▶ _Description of the task_
Reproduce all lines of the listing below in which the word "intensity" occurs.

▶ _Provided entries_
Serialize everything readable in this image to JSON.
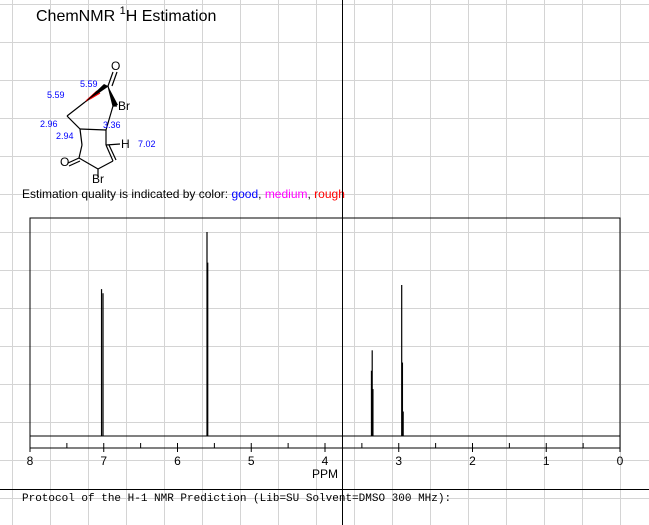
{
  "title": {
    "prefix": "ChemNMR ",
    "superscript": "1",
    "suffix": "H Estimation"
  },
  "molecule": {
    "atoms": {
      "o_top": "O",
      "br_right": "Br",
      "h": "H",
      "o_left": "O",
      "br_bottom": "Br"
    },
    "shifts": {
      "s1": "5.59",
      "s2": "5.59",
      "s3": "2.96",
      "s4": "2.94",
      "s5": "3.36",
      "s6": "7.02"
    },
    "colors": {
      "shift": "#0000ff",
      "bond": "#000000",
      "rough_bond": "#ff0000"
    }
  },
  "quality": {
    "prefix": "Estimation quality is indicated by color: ",
    "good": "good",
    "sep1": ", ",
    "medium": "medium",
    "sep2": ", ",
    "rough": "rough",
    "colors": {
      "good": "#0000ff",
      "medium": "#ff00ff",
      "rough": "#ff0000"
    }
  },
  "protocol": {
    "text": "Protocol of the H-1 NMR Prediction (Lib=SU Solvent=DMSO 300 MHz):"
  },
  "chart_data": {
    "type": "line",
    "xlabel": "PPM",
    "xlim": [
      8,
      0
    ],
    "x_reversed": true,
    "ticks": [
      "8",
      "7",
      "6",
      "5",
      "4",
      "3",
      "2",
      "1",
      "0"
    ],
    "peaks": [
      {
        "ppm": 7.03,
        "intensity": 0.72
      },
      {
        "ppm": 7.01,
        "intensity": 0.7
      },
      {
        "ppm": 5.6,
        "intensity": 1.0
      },
      {
        "ppm": 5.59,
        "intensity": 0.85
      },
      {
        "ppm": 3.37,
        "intensity": 0.32
      },
      {
        "ppm": 3.36,
        "intensity": 0.42
      },
      {
        "ppm": 3.35,
        "intensity": 0.23
      },
      {
        "ppm": 2.96,
        "intensity": 0.74
      },
      {
        "ppm": 2.95,
        "intensity": 0.36
      },
      {
        "ppm": 2.94,
        "intensity": 0.12
      }
    ]
  }
}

▶ _Output_
        "intensity": 0.72
        "intensity": 0.7
        "intensity": 1.0
        "intensity": 0.85
        "intensity": 0.32
        "intensity": 0.42
        "intensity": 0.23
        "intensity": 0.74
        "intensity": 0.36
        "intensity": 0.12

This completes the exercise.